Written problem —
Transcribe the listing that follows in full, omitting pictures.

** BEGIN **

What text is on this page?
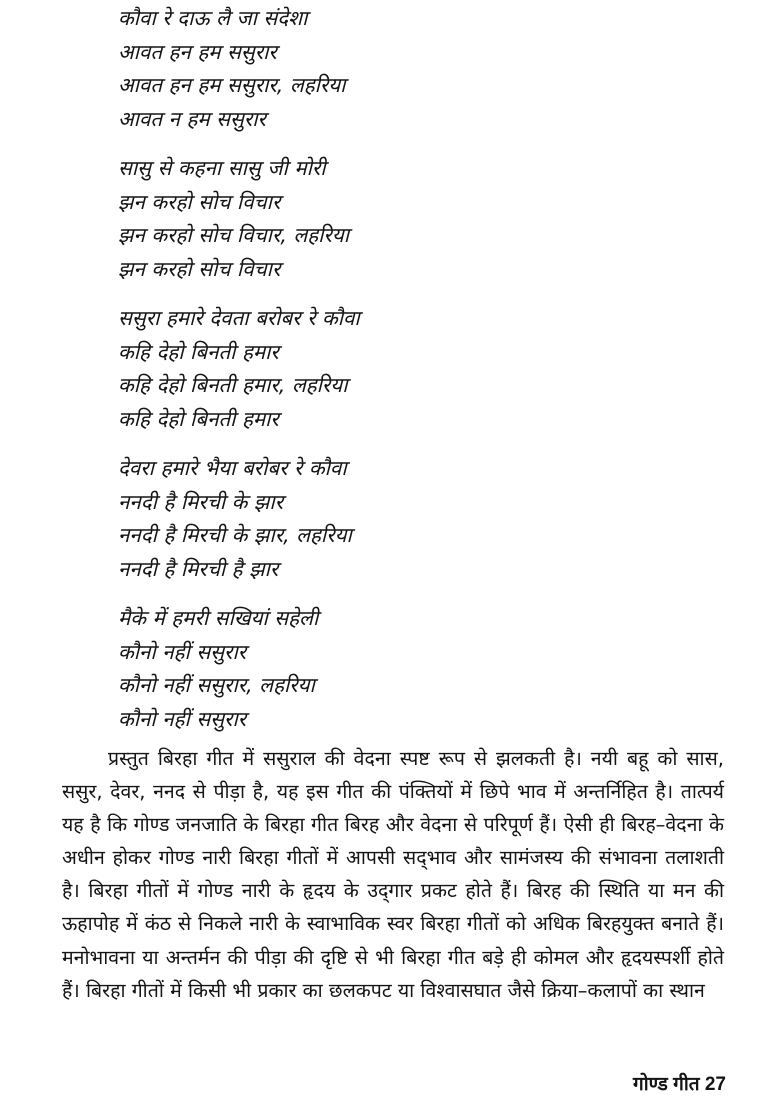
कौवा रे दाऊ लै जा संदेशा
आवत हन हम ससुरार
आवत हन हम ससुरार, लहरिया
आवत न हम ससुरार
सासु से कहना सासु जी मोरी
झन करहो सोच विचार
झन करहो सोच विचार, लहरिया
झन करहो सोच विचार
ससुरा हमारे देवता बरोबर रे कौवा
कहि देहो बिनती हमार
कहि देहो बिनती हमार, लहरिया
कहि देहो बिनती हमार
देवरा हमारे भैया बरोबर रे कौवा
ननदी है मिरची के झार
ननदी है मिरची के झार, लहरिया
ननदी है मिरची है झार
मैके में हमरी सखियां सहेली
कौनो नहीं ससुरार
कौनो नहीं ससुरार, लहरिया
कौनो नहीं ससुरार

प्रस्तुत बिरहा गीत में ससुराल की वेदना स्पष्ट रूप से झलकती है। नयी बहू को सास, ससुर, देवर, ननद से पीड़ा है, यह इस गीत की पंक्तियों में छिपे भाव में अन्तर्निहित है। तात्पर्य यह है कि गोण्ड जनजाति के बिरहा गीत बिरह और वेदना से परिपूर्ण हैं। ऐसी ही बिरह–वेदना के अधीन होकर गोण्ड नारी बिरहा गीतों में आपसी सद्‌भाव और सामंजस्य की संभावना तलाशती है। बिरहा गीतों में गोण्ड नारी के हृदय के उद्‌गार प्रकट होते हैं। बिरह की स्थिति या मन की ऊहापोह में कंठ से निकले नारी के स्वाभाविक स्वर बिरहा गीतों को अधिक बिरहयुक्त बनाते हैं। मनोभावना या अन्तर्मन की पीड़ा की दृष्टि से भी बिरहा गीत बड़े ही कोमल और हृदयस्पर्शी होते हैं। बिरहा गीतों में किसी भी प्रकार का छलकपट या विश्वासघात जैसे क्रिया–कलापों का स्थान

गोण्ड गीत 27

** END **

In response —
What text is on this page?
कौवा रे दाऊ लै जा संदेशा
आवत हन हम ससुरार
आवत हन हम ससुरार, लहरिया
आवत न हम ससुरार
सासु से कहना सासु जी मोरी
झन करहो सोच विचार
झन करहो सोच विचार, लहरिया
झन करहो सोच विचार
ससुरा हमारे देवता बरोबर रे कौवा
कहि देहो बिनती हमार
कहि देहो बिनती हमार, लहरिया
कहि देहो बिनती हमार
देवरा हमारे भैया बरोबर रे कौवा
ननदी है मिरची के झार
ननदी है मिरची के झार, लहरिया
ननदी है मिरची है झार
मैके में हमरी सखियां सहेली
कौनो नहीं ससुरार
कौनो नहीं ससुरार, लहरिया
कौनो नहीं ससुरार

प्रस्तुत बिरहा गीत में ससुराल की वेदना स्पष्ट रूप से झलकती है। नयी बहू को सास, ससुर, देवर, ननद से पीड़ा है, यह इस गीत की पंक्तियों में छिपे भाव में अन्तर्निहित है। तात्पर्य यह है कि गोण्ड जनजाति के बिरहा गीत बिरह और वेदना से परिपूर्ण हैं। ऐसी ही बिरह–वेदना के अधीन होकर गोण्ड नारी बिरहा गीतों में आपसी सद्‌भाव और सामंजस्य की संभावना तलाशती है। बिरहा गीतों में गोण्ड नारी के हृदय के उद्‌गार प्रकट होते हैं। बिरह की स्थिति या मन की ऊहापोह में कंठ से निकले नारी के स्वाभाविक स्वर बिरहा गीतों को अधिक बिरहयुक्त बनाते हैं। मनोभावना या अन्तर्मन की पीड़ा की दृष्टि से भी बिरहा गीत बड़े ही कोमल और हृदयस्पर्शी होते हैं। बिरहा गीतों में किसी भी प्रकार का छलकपट या विश्वासघात जैसे क्रिया–कलापों का स्थान

गोण्ड गीत 27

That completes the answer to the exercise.